DIRECTION: Print the lines starting at the one containing "eol-marker: ¬ (444, 604, 452, 618)" and ending at the one containing "325, 1159, 341)", both included, reproducing each exactly.

RECORDED INFORMATION:
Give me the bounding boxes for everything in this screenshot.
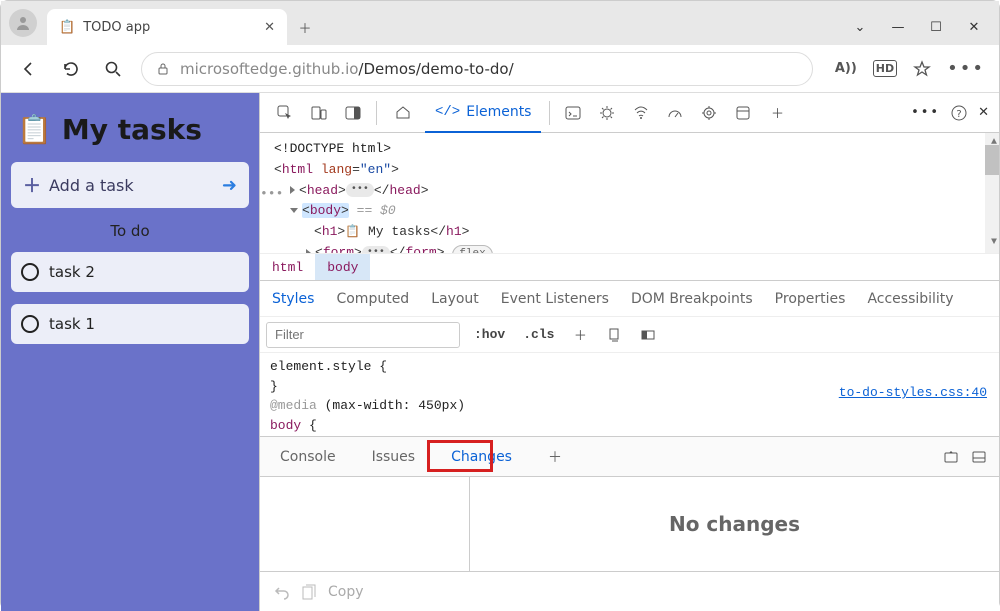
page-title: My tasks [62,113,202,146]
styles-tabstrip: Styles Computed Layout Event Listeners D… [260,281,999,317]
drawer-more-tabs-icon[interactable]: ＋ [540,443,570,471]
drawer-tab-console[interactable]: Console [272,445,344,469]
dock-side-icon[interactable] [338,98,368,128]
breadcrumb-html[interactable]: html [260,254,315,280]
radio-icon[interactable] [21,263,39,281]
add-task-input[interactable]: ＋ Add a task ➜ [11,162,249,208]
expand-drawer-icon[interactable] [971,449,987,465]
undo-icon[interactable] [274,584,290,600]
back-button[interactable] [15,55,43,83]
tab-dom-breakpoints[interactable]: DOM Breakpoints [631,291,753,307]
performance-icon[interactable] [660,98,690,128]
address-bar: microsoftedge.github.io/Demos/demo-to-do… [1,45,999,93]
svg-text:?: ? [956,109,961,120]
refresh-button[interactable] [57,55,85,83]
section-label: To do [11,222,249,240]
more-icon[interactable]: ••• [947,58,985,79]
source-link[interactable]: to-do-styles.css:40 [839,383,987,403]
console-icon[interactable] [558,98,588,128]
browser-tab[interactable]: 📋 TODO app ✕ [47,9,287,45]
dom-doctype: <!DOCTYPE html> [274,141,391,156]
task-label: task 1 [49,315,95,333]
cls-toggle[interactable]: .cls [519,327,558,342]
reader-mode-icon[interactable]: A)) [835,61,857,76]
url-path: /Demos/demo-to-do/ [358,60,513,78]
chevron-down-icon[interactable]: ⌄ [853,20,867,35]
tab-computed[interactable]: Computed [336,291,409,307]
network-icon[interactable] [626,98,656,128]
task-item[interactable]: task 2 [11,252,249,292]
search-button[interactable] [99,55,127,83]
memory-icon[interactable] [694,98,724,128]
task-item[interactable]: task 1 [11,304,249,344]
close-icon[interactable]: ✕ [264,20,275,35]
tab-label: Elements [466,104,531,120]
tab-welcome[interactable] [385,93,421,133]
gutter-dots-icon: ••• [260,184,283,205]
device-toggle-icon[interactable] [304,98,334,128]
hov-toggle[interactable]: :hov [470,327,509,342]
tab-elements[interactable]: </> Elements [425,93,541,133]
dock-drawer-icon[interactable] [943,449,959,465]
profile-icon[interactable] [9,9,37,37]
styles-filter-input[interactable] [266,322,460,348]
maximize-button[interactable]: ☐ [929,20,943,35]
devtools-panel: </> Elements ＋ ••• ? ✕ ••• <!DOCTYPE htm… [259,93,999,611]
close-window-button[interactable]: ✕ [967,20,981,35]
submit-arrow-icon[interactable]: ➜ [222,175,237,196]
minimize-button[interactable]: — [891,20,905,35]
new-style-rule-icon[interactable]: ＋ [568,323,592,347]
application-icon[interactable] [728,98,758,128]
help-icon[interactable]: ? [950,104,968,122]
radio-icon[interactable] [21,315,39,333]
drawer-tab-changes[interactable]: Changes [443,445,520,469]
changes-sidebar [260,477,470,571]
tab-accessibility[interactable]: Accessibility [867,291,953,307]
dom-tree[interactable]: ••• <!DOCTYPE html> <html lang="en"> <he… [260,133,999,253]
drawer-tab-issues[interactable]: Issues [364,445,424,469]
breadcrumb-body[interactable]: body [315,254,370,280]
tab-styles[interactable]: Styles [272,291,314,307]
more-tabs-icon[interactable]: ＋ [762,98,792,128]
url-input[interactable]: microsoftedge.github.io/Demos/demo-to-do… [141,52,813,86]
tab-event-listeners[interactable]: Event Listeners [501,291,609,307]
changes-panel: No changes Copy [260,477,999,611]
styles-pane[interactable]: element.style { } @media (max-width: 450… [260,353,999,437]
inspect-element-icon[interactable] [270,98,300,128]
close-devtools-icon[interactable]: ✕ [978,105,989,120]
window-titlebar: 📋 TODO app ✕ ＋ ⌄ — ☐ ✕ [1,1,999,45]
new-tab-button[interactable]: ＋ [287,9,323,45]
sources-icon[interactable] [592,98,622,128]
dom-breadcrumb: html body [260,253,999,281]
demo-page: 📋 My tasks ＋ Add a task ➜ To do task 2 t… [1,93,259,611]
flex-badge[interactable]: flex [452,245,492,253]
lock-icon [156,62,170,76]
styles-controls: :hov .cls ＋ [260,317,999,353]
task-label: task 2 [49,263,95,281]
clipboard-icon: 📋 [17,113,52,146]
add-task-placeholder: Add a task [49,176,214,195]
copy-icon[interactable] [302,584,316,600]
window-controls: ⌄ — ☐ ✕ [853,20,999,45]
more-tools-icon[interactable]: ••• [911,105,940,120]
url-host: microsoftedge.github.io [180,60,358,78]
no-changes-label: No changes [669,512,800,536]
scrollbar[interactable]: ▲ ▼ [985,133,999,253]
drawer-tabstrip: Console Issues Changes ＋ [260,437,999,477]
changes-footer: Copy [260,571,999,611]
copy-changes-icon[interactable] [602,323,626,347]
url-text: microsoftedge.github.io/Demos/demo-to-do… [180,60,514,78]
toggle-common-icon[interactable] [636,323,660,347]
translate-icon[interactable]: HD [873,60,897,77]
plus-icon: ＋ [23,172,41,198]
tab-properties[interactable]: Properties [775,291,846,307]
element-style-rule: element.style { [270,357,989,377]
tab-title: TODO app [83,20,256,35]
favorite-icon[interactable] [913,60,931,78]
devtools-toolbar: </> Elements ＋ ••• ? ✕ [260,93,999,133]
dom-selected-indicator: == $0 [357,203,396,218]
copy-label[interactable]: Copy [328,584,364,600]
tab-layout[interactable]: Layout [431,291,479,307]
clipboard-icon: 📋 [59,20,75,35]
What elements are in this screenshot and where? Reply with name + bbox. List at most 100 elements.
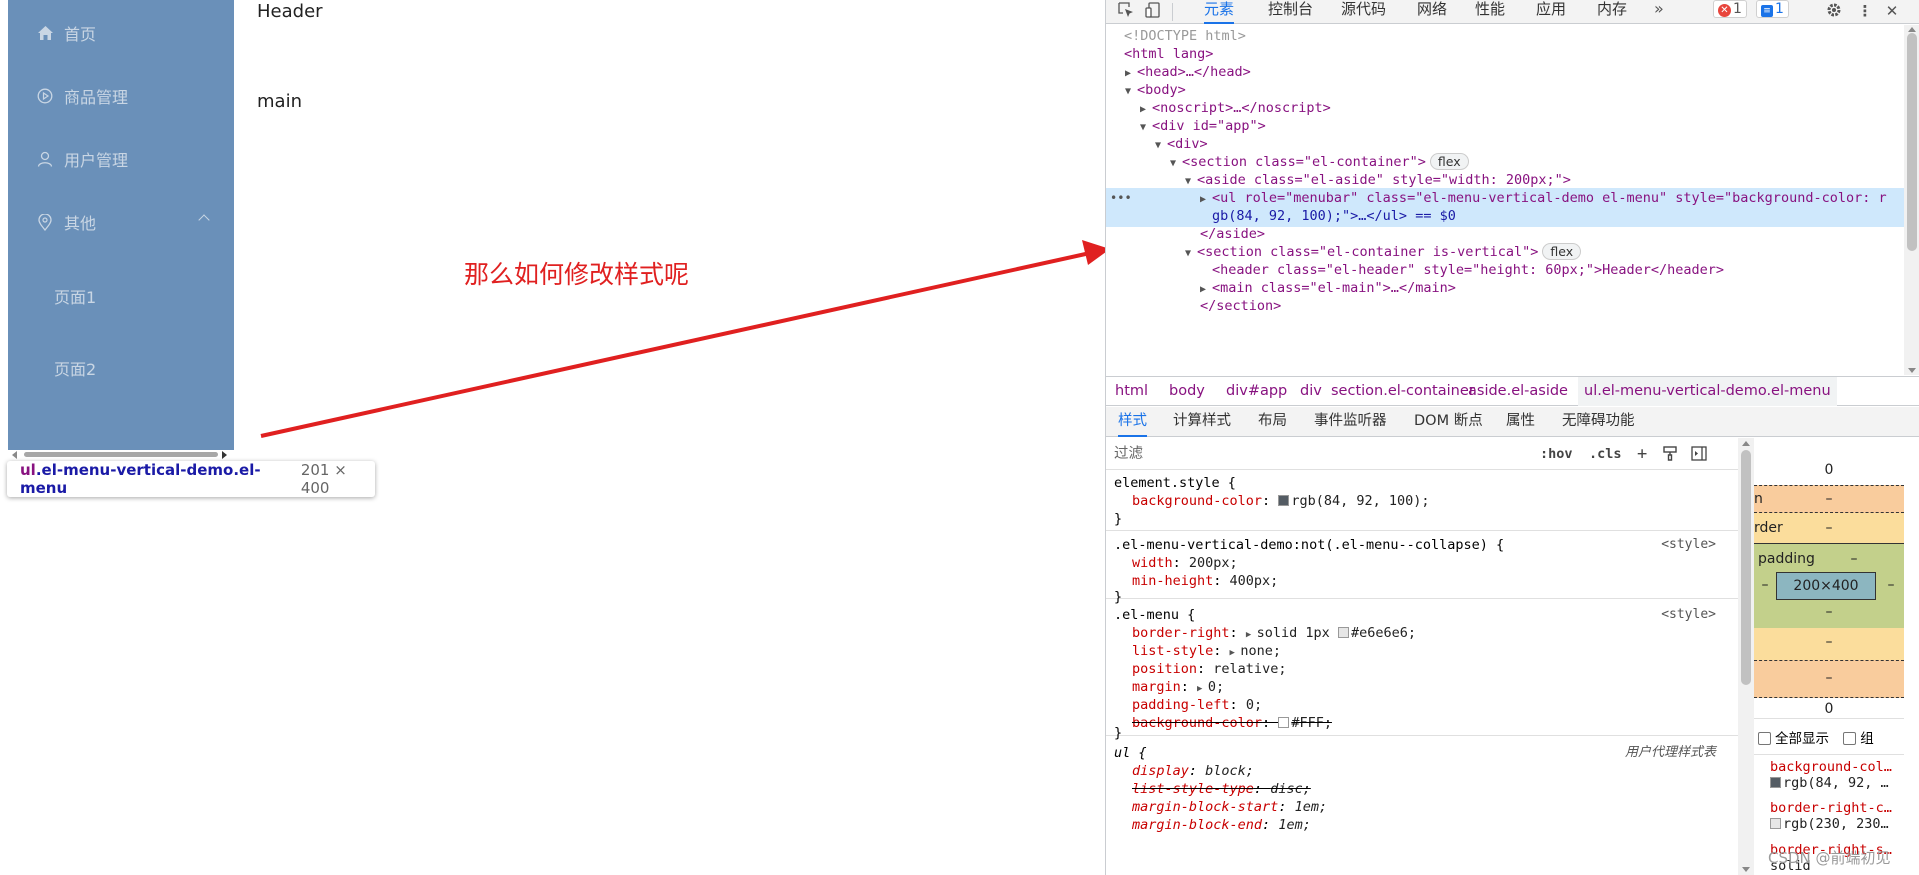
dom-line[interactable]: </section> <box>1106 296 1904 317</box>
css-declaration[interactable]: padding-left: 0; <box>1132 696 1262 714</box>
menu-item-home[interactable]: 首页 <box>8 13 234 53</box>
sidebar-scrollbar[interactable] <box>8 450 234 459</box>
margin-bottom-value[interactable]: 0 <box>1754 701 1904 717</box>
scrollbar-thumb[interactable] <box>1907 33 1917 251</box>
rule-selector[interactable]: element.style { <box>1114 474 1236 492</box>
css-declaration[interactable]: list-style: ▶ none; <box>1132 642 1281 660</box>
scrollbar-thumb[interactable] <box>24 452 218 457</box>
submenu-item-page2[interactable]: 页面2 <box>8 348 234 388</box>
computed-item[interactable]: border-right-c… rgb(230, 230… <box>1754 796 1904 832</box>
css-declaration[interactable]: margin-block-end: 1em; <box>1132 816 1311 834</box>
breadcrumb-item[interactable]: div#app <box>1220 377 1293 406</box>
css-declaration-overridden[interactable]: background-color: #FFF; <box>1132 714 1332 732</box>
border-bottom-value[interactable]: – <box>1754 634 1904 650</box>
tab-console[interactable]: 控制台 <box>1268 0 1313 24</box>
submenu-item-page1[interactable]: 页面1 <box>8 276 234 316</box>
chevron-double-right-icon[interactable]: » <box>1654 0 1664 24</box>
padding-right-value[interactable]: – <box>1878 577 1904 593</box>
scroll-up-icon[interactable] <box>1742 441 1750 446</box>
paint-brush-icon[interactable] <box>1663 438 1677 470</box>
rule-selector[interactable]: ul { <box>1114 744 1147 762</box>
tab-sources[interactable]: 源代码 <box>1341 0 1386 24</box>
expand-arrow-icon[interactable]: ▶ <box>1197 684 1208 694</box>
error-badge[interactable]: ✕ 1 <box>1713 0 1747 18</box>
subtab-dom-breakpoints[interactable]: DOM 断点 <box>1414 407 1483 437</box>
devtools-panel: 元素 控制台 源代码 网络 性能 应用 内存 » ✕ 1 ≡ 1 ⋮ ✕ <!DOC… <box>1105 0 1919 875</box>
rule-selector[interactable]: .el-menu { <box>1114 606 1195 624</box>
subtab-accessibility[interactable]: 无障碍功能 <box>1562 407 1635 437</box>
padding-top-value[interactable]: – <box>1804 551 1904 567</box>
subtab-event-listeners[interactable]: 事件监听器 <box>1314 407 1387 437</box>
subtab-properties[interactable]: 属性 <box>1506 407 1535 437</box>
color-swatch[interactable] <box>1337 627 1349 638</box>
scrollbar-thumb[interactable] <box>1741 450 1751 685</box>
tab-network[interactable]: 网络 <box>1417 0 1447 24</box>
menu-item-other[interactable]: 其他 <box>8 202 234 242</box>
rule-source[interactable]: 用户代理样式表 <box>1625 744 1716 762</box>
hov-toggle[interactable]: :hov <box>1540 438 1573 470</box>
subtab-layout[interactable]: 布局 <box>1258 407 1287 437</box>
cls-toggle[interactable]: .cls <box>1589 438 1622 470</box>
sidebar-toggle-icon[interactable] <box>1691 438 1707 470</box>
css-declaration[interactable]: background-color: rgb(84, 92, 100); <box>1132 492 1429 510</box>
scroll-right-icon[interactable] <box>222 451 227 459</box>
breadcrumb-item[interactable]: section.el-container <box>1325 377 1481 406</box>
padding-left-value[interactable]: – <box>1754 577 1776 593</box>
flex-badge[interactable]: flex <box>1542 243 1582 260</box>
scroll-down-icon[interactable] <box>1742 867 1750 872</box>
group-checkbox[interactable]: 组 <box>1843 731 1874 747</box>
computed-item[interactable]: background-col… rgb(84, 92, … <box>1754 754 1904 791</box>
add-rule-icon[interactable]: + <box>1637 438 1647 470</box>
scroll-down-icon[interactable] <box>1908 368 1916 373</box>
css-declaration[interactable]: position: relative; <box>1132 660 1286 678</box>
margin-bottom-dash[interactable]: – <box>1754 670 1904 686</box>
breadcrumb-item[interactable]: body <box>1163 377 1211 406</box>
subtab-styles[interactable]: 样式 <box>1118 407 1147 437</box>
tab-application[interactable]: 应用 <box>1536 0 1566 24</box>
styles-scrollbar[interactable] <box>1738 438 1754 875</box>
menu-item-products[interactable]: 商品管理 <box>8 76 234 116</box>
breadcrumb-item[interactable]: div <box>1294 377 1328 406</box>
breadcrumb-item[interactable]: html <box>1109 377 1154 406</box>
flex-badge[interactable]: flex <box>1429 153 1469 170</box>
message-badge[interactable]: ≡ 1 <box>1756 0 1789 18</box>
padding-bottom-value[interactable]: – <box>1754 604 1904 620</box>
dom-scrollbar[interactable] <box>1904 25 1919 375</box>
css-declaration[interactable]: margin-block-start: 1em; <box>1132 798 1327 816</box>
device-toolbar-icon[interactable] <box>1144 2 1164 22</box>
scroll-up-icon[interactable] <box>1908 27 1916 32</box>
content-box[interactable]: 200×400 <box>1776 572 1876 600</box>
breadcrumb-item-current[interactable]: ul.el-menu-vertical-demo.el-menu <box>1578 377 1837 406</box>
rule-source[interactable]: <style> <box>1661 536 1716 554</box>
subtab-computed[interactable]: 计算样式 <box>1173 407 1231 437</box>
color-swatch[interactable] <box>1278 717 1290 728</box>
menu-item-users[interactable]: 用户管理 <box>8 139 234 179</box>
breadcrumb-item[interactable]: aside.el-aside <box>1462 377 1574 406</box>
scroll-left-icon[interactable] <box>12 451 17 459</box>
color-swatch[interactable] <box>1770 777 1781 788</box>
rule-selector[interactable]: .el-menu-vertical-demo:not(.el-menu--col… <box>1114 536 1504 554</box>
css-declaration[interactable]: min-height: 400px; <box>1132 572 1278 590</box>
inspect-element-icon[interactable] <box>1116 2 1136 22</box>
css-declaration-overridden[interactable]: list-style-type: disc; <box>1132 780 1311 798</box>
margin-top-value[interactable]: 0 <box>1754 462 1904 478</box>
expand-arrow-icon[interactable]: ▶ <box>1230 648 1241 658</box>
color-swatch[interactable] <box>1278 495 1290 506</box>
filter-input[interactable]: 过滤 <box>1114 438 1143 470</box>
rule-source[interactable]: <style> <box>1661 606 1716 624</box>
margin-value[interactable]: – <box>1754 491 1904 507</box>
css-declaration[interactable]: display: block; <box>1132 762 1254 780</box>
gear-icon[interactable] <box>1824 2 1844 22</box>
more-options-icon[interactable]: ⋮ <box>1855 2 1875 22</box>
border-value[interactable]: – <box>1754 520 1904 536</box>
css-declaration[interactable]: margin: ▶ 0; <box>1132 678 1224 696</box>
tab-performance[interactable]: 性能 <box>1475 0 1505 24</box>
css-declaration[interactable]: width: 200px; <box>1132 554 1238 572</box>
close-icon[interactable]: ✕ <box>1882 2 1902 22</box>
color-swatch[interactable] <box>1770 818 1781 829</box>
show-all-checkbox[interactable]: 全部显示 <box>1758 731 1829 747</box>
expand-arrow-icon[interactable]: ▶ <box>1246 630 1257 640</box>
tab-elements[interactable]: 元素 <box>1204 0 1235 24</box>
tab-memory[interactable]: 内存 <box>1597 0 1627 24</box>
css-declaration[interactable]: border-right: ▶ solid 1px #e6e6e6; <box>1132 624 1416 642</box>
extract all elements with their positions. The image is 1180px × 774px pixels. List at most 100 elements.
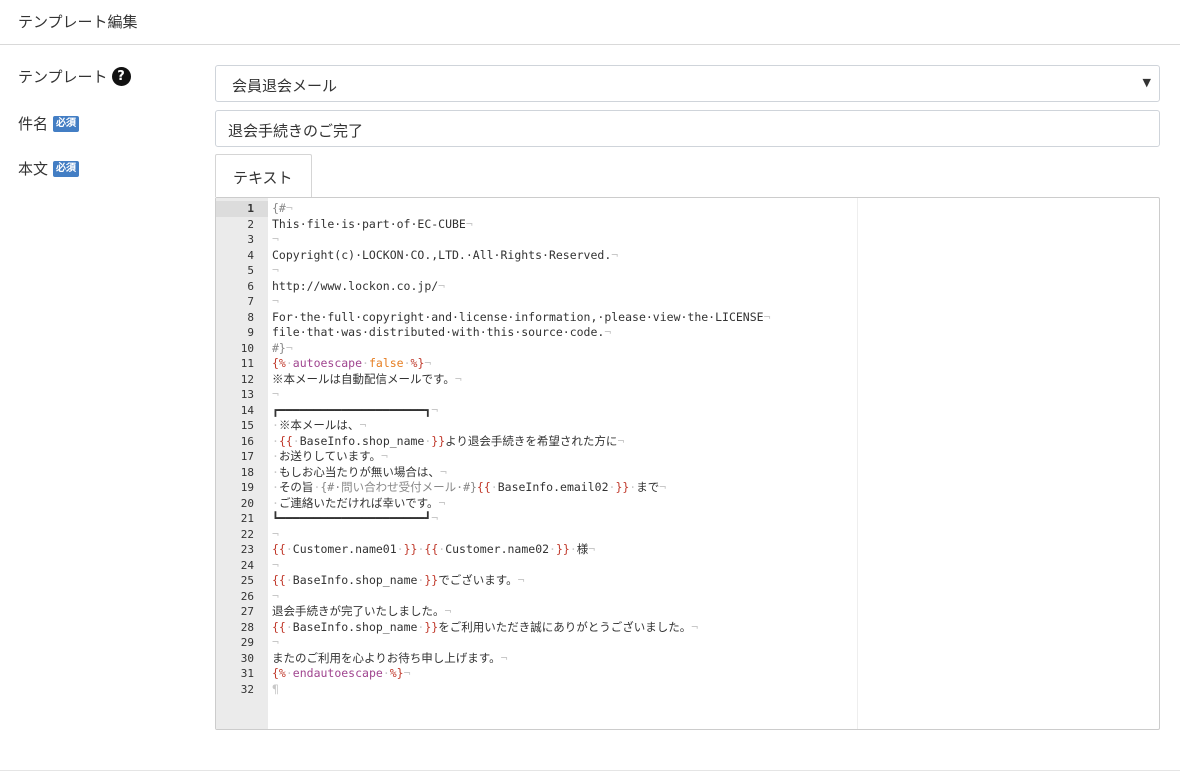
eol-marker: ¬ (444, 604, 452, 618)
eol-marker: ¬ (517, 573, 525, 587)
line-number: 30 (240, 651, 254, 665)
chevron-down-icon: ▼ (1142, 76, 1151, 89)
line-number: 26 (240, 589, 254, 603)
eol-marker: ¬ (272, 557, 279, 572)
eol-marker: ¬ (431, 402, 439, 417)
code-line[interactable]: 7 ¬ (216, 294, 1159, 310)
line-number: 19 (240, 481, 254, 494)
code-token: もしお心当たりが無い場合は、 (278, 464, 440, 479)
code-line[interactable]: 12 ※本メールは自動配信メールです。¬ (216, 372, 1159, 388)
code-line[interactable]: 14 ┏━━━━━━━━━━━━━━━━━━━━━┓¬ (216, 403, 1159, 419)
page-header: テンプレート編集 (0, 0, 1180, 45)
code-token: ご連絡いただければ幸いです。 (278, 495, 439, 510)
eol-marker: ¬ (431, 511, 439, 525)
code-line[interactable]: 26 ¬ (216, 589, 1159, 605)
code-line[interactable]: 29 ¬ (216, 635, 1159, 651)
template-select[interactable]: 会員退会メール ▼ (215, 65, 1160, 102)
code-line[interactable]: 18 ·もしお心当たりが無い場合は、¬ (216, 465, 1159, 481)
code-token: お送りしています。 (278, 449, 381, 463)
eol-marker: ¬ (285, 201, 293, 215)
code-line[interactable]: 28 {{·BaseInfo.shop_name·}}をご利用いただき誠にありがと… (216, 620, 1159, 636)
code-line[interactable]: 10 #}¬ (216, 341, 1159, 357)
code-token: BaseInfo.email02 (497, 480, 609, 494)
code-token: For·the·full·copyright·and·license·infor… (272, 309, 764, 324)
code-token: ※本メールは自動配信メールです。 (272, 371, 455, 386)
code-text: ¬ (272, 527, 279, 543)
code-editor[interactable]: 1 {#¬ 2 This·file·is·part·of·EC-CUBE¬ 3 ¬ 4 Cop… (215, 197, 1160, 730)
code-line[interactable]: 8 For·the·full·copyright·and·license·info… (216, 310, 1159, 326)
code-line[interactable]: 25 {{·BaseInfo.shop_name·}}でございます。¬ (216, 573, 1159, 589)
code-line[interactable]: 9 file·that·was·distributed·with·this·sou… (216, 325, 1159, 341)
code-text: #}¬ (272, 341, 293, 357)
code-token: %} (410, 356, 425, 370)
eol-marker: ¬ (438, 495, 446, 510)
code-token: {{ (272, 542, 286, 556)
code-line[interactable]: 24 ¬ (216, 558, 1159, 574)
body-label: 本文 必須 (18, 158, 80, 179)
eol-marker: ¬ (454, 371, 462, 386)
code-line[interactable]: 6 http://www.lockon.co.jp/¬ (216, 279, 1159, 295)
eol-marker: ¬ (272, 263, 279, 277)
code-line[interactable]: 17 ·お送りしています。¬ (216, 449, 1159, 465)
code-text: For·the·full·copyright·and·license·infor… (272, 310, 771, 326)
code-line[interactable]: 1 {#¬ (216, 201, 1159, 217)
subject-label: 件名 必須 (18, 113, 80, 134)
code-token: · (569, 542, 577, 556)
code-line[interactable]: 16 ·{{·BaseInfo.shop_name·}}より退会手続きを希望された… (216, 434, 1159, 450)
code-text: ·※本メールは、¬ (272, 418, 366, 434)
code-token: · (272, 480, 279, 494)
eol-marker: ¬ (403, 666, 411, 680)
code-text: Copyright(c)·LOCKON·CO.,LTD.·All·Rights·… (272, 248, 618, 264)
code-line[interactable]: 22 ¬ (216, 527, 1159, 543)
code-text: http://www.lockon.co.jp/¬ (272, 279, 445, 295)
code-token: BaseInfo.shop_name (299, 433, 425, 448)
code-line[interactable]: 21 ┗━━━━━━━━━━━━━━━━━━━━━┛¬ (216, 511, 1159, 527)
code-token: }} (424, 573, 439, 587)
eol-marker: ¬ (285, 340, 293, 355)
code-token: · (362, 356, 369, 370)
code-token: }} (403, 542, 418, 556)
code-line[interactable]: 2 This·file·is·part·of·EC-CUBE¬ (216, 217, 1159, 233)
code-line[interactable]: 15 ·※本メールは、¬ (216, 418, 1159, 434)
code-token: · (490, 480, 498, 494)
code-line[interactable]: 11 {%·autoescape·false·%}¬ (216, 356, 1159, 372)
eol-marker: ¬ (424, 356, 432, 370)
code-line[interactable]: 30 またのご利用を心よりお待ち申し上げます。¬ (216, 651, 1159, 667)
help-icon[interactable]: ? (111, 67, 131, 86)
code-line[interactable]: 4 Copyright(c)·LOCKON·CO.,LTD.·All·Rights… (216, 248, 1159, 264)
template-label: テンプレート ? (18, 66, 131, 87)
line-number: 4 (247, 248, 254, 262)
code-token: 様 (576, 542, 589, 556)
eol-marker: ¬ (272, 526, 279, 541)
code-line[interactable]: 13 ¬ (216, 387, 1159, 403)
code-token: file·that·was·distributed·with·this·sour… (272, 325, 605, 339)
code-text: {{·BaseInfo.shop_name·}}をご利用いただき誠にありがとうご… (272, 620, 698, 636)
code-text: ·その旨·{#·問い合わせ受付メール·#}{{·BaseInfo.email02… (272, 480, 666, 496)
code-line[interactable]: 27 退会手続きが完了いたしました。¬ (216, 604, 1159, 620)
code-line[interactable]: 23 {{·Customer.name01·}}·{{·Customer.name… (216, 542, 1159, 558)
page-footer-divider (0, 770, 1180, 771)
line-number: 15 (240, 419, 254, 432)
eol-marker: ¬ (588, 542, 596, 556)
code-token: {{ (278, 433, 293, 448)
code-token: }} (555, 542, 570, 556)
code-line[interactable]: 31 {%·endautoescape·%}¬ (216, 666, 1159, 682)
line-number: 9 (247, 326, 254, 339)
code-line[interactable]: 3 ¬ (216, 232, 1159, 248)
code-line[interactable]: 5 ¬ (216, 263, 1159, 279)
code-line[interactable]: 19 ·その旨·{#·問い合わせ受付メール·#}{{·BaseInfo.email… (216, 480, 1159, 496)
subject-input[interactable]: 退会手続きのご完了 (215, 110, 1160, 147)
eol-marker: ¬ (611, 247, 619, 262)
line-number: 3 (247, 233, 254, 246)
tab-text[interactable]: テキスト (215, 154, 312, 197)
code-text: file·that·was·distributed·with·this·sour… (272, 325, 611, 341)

TASK ANSWER:
eol-marker: ¬ (444, 604, 452, 618)
eol-marker: ¬ (517, 573, 525, 587)
line-number: 30 (240, 651, 254, 665)
chevron-down-icon: ▼ (1142, 76, 1151, 89)
line-number: 26 (240, 589, 254, 603)
eol-marker: ¬ (272, 557, 279, 572)
eol-marker: ¬ (431, 402, 439, 417)
code-line[interactable]: 7 ¬ (216, 294, 1159, 310)
line-number: 19 (240, 481, 254, 494)
code-token: もしお心当たりが無い場合は、 (278, 464, 440, 479)
code-line[interactable]: 12 ※本メールは自動配信メールです。¬ (216, 372, 1159, 388)
code-line[interactable]: 14 ┏━━━━━━━━━━━━━━━━━━━━━┓¬ (216, 403, 1159, 419)
page-header: テンプレート編集 (0, 0, 1180, 45)
code-token: ご連絡いただければ幸いです。 (278, 495, 439, 510)
eol-marker: ¬ (431, 511, 439, 525)
code-line[interactable]: 26 ¬ (216, 589, 1159, 605)
code-line[interactable]: 29 ¬ (216, 635, 1159, 651)
template-select[interactable]: 会員退会メール ▼ (215, 65, 1160, 102)
code-line[interactable]: 18 ·もしお心当たりが無い場合は、¬ (216, 465, 1159, 481)
code-token: お送りしています。 (278, 449, 381, 463)
eol-marker: ¬ (285, 201, 293, 215)
code-line[interactable]: 28 {{·BaseInfo.shop_name·}}をご利用いただき誠にありがと… (216, 620, 1159, 636)
code-line[interactable]: 10 #}¬ (216, 341, 1159, 357)
code-token: BaseInfo.email02 (497, 480, 609, 494)
code-token: For·the·full·copyright·and·license·infor… (272, 309, 764, 324)
code-token: ※本メールは自動配信メールです。 (272, 371, 455, 386)
code-text: ¬ (272, 527, 279, 543)
code-editor[interactable]: 1 {#¬ 2 This·file·is·part·of·EC-CUBE¬ 3 ¬ 4 Cop… (215, 197, 1160, 730)
code-line[interactable]: 8 For·the·full·copyright·and·license·info… (216, 310, 1159, 326)
code-line[interactable]: 25 {{·BaseInfo.shop_name·}}でございます。¬ (216, 573, 1159, 589)
code-line[interactable]: 9 file·that·was·distributed·with·this·sou… (216, 325, 1159, 341)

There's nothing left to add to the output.